◆ WHAT THE TASK REQUIRES:
Condense the forum thread's paragraph that begins "What is so special about this" into a short bulleted list that keeps its main facts.

──────── TEXT SHOWN

Reply by January 22, 20162016-01-22
On Fri, 22 Jan 2016 14:01:39 +0100, pozz <pozzugno@gmail.com> wrote:

>I read the following page: >http://xpcc.io/api/group__sab2.html > >The author suggests to use a CAN transceiver, instead of a RS485 >half-duplex transceiver, to create a serial multi-drop bus with nodes >featuring normal UART peripherals. >This should avoid the use of a third pin for direction control. > >What do you think? Does this solution works without problems?
What is so special about this ? Early CANbus systems used ordinary RS-485 hardware with transmit data connected to the Transmit Enable pin. Of course, the receiving hardware had to be capable of detecting any collisions compared to your own transmitted data. At 1 Mbit/s that definitely required hardware detection, but at lower speeds, software detection could be used.
Reply by Stef January 22, 20162016-01-22
On 2016-01-22 pozz wrote in comp.arch.embedded:
> I read the following page: > http://xpcc.io/api/group__sab2.html > > The author suggests to use a CAN transceiver, instead of a RS485 > half-duplex transceiver, to create a serial multi-drop bus with nodes > featuring normal UART peripherals. > This should avoid the use of a third pin for direction control. > > What do you think? Does this solution works without problems?

────────────────
──────── GIVEN DATA

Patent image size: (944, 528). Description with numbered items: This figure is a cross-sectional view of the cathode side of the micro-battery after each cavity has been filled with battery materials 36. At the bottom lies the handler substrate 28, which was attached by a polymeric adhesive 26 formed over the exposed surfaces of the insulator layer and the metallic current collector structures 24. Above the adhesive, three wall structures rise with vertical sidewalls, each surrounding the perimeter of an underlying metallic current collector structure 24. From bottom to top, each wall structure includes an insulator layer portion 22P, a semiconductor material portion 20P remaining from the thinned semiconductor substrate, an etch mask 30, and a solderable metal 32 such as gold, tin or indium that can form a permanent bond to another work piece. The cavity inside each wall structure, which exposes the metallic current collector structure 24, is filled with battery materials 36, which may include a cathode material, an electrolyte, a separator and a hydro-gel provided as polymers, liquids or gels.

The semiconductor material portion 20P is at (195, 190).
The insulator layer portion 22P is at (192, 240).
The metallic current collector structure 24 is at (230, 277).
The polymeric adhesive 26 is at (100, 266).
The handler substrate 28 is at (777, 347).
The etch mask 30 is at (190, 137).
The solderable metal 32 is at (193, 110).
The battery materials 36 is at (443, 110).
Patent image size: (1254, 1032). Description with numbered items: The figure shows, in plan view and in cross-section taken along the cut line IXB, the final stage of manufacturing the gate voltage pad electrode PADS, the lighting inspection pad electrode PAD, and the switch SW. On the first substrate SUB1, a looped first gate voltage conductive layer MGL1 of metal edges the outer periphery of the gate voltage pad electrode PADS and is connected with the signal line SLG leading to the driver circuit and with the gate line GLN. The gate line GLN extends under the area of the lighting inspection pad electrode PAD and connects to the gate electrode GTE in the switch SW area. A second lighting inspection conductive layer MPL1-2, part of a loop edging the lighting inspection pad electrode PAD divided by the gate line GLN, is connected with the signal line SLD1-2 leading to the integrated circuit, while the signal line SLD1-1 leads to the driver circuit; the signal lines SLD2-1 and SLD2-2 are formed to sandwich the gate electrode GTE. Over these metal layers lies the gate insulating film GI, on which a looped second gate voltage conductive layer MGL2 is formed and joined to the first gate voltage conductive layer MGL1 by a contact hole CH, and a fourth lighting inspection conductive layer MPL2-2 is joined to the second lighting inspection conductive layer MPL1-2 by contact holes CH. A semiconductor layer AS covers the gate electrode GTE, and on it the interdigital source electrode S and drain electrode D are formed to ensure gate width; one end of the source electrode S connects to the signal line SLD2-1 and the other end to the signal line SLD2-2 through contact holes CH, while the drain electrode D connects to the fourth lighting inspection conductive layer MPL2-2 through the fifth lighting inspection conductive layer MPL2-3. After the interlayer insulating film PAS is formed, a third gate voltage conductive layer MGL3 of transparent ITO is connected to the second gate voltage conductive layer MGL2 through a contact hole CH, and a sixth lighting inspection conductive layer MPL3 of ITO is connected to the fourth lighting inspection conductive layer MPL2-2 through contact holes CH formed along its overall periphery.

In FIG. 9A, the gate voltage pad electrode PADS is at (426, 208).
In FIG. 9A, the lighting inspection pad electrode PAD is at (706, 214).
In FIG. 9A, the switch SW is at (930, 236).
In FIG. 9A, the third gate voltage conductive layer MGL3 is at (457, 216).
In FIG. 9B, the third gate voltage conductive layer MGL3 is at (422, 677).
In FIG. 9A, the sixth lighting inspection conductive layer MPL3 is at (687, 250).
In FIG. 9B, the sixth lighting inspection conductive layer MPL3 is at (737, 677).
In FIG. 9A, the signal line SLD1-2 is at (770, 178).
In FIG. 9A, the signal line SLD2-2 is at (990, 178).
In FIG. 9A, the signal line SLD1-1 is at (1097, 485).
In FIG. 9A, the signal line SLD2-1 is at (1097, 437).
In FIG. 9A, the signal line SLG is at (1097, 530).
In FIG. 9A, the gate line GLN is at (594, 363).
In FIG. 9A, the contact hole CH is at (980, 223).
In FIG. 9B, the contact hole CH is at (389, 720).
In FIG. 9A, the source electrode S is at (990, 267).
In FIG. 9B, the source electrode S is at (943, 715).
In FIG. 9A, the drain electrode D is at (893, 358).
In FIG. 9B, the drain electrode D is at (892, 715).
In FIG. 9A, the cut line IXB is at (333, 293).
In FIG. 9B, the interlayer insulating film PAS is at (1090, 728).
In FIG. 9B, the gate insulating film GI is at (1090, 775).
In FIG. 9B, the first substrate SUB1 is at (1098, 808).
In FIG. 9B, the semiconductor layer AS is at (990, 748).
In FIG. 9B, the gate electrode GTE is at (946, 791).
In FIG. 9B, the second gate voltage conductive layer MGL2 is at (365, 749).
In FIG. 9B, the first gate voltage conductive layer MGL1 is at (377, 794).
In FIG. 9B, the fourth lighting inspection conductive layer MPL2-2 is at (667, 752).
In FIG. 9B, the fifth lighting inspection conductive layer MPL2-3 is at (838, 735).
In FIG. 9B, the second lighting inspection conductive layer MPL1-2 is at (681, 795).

────────────────

◆ OUTPUT:
- Early CANbus systems used ordinary RS-485 hardware, with the transmit data connected to the Transmit Enable pin.
- The receiving hardware had to detect collisions by comparing the bus with its own transmitted data.
- At 1 Mbit/s, this detection had to be done in hardware.
- At lower speeds, software detection could be used.